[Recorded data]
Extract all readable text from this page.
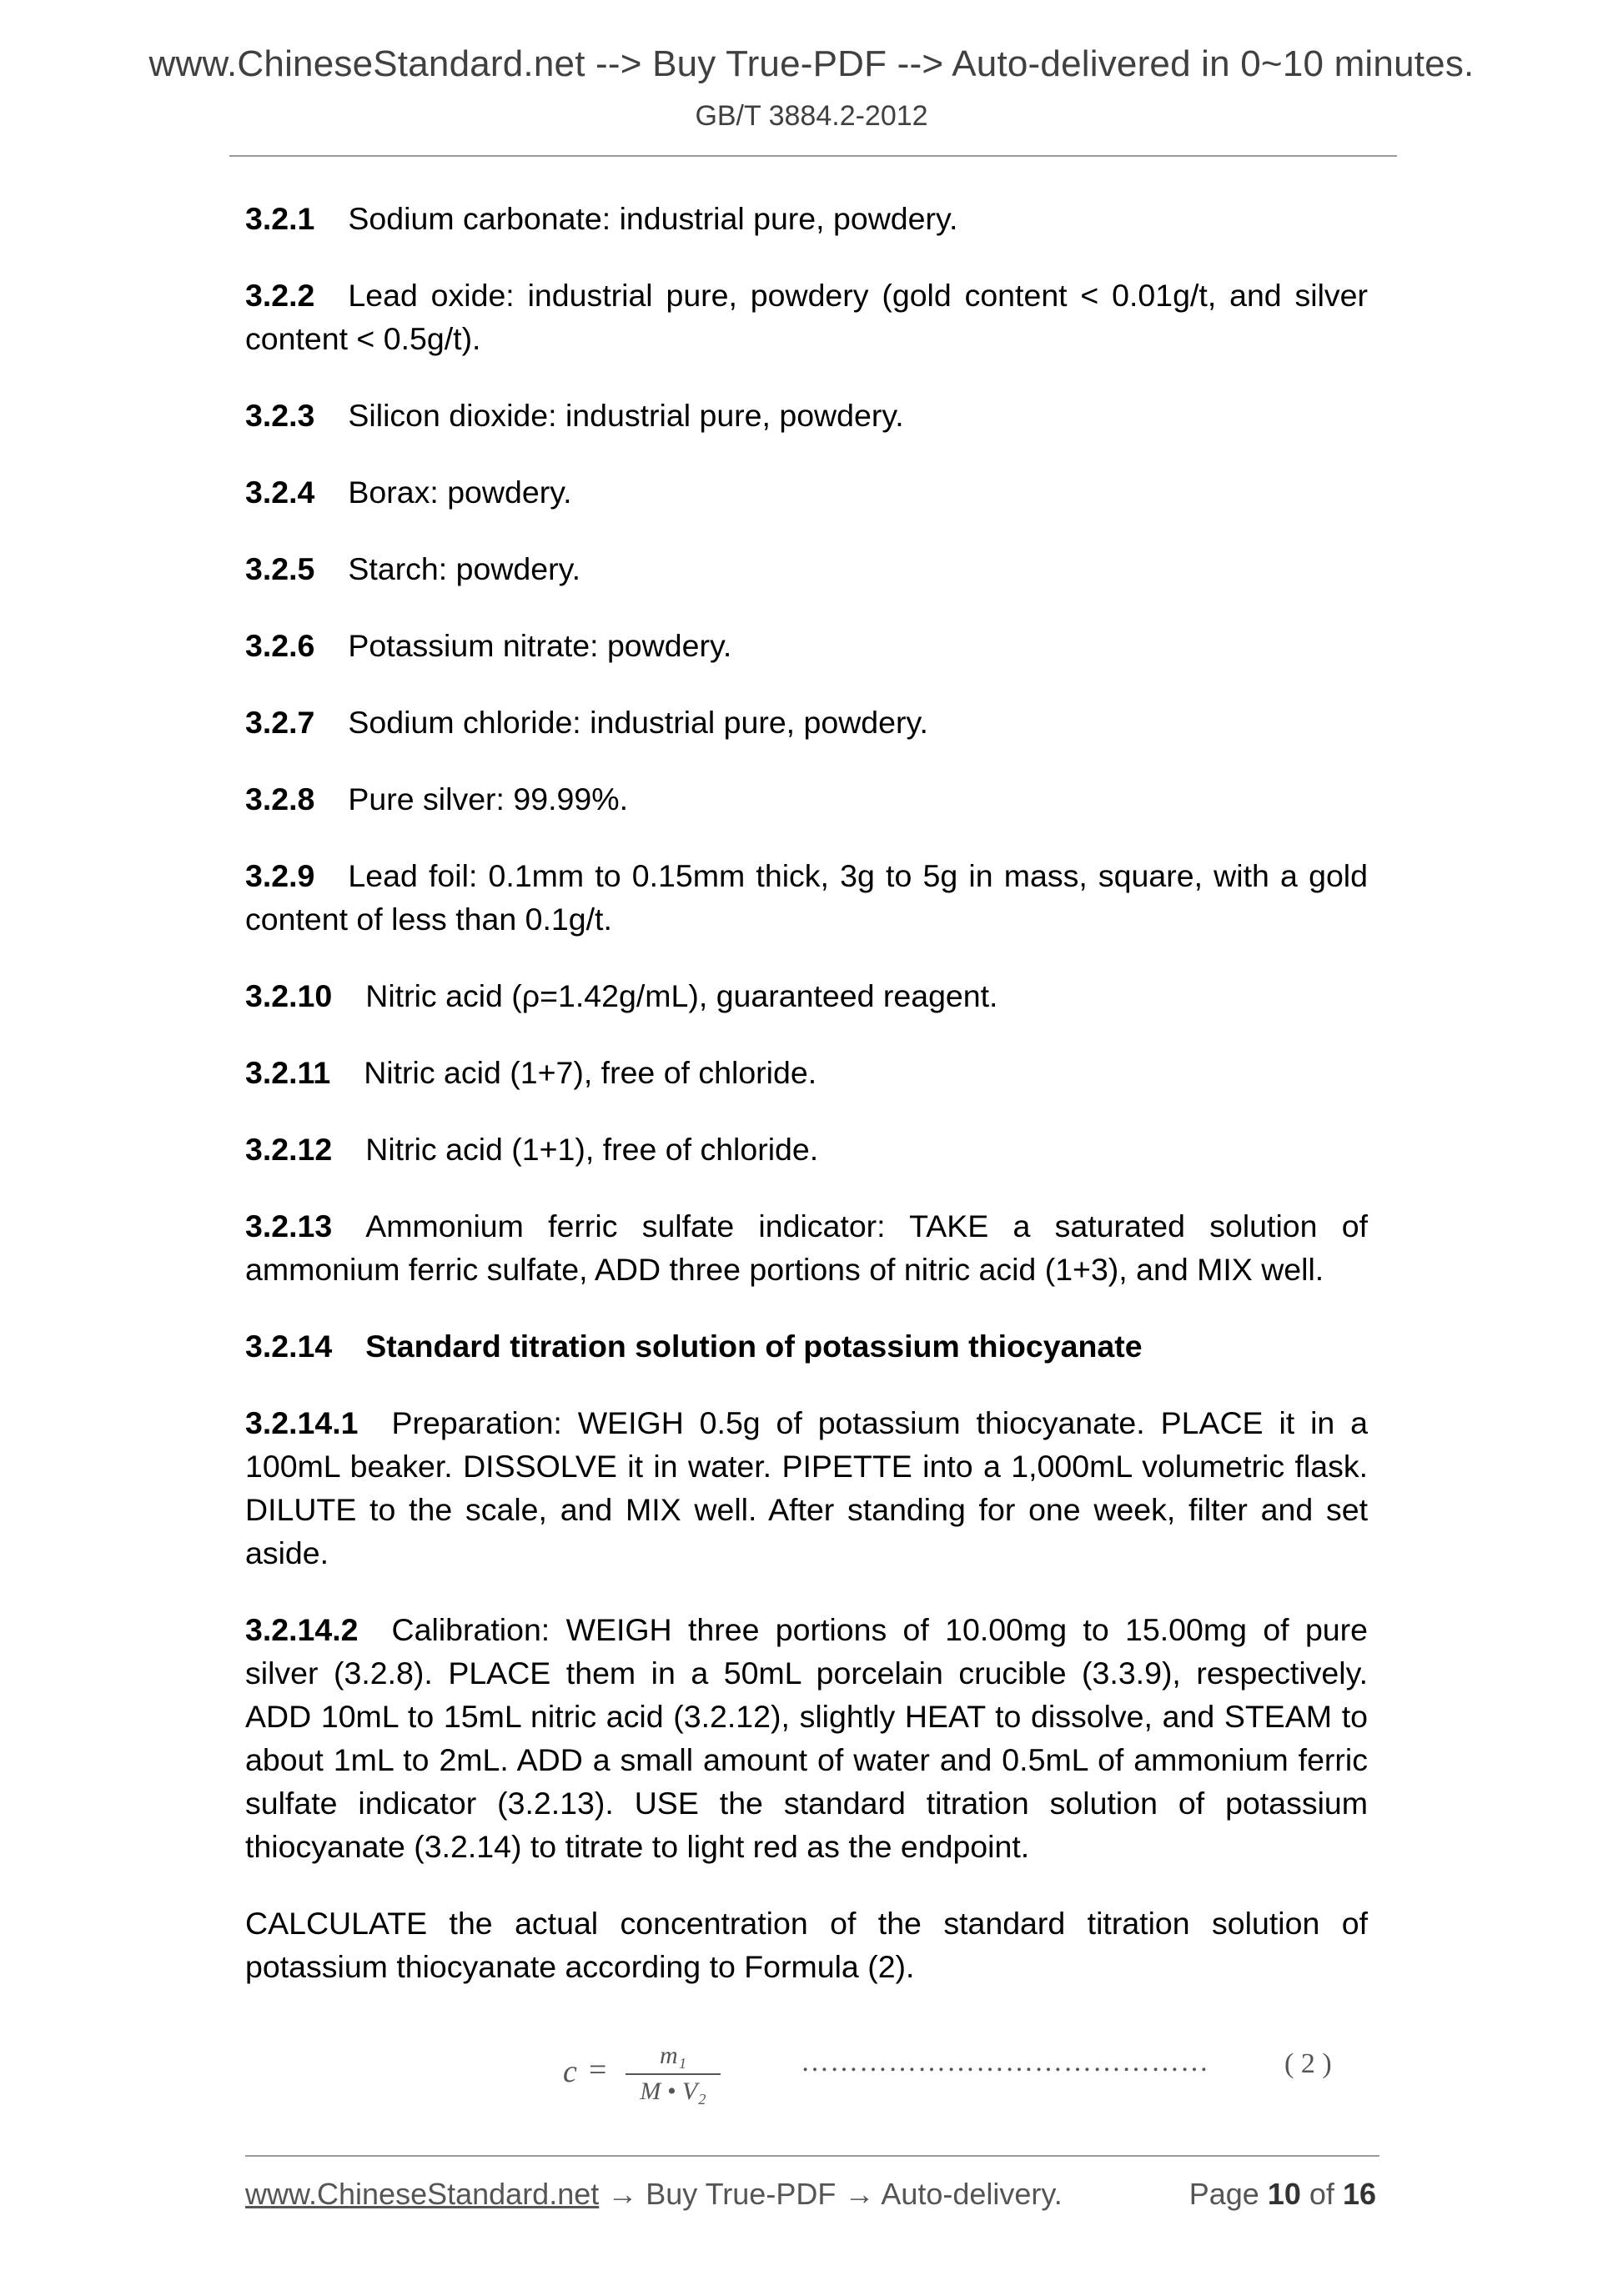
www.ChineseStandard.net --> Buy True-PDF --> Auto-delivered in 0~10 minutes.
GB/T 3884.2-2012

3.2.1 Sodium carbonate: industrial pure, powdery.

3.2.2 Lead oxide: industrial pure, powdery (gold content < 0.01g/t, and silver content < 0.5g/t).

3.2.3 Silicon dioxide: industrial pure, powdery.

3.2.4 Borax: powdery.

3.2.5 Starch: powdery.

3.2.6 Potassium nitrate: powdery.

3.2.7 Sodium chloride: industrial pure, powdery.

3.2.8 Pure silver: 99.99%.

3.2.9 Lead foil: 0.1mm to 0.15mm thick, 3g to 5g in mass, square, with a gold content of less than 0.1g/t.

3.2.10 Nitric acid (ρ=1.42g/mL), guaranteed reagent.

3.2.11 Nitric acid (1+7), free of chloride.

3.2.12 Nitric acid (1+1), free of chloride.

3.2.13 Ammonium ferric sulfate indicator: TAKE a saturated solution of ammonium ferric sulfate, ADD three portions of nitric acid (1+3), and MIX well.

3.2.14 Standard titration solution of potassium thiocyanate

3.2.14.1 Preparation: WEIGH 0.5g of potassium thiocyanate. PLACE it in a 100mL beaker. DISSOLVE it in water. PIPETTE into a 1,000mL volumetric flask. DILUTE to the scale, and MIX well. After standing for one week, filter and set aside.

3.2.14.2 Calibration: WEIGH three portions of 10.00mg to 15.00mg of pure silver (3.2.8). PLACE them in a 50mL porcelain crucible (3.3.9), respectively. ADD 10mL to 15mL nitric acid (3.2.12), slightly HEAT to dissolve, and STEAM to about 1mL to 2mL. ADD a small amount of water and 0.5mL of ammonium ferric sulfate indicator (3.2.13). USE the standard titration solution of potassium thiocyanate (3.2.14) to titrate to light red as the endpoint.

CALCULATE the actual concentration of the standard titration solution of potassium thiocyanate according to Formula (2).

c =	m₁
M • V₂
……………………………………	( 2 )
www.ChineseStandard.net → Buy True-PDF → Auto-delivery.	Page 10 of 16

* * *

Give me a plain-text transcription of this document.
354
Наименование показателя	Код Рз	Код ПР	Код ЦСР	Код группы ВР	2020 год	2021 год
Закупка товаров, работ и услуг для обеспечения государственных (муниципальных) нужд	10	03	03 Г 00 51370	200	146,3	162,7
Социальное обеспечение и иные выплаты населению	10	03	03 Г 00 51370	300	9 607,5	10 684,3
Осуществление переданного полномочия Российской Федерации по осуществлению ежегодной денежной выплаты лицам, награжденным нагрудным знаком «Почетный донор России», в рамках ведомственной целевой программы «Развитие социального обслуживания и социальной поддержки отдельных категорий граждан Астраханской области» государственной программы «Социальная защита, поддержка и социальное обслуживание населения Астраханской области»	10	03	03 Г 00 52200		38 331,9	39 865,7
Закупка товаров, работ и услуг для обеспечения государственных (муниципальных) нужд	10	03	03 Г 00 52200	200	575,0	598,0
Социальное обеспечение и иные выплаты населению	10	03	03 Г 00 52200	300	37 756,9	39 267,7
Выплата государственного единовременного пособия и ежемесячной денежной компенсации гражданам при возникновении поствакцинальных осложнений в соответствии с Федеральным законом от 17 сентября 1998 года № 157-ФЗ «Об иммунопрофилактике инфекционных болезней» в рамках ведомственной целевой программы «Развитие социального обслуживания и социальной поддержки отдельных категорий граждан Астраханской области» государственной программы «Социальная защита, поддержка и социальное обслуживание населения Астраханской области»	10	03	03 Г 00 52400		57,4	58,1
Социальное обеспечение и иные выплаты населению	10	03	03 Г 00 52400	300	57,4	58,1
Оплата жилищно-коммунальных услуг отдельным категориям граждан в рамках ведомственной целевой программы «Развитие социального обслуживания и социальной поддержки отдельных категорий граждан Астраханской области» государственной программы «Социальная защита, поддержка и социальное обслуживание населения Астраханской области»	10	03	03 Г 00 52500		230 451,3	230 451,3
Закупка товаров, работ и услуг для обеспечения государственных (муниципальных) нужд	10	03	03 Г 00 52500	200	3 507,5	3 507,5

◆ PROMPT ◆
Copy all lines from the listing that contain "gold".

◆ RESPONSE BELOW ◆
3.2.2 Lead oxide: industrial pure, powdery (gold content < 0.01g/t, and silver content < 0.5g/t).
3.2.9 Lead foil: 0.1mm to 0.15mm thick, 3g to 5g in mass, square, with a gold content of less than 0.1g/t.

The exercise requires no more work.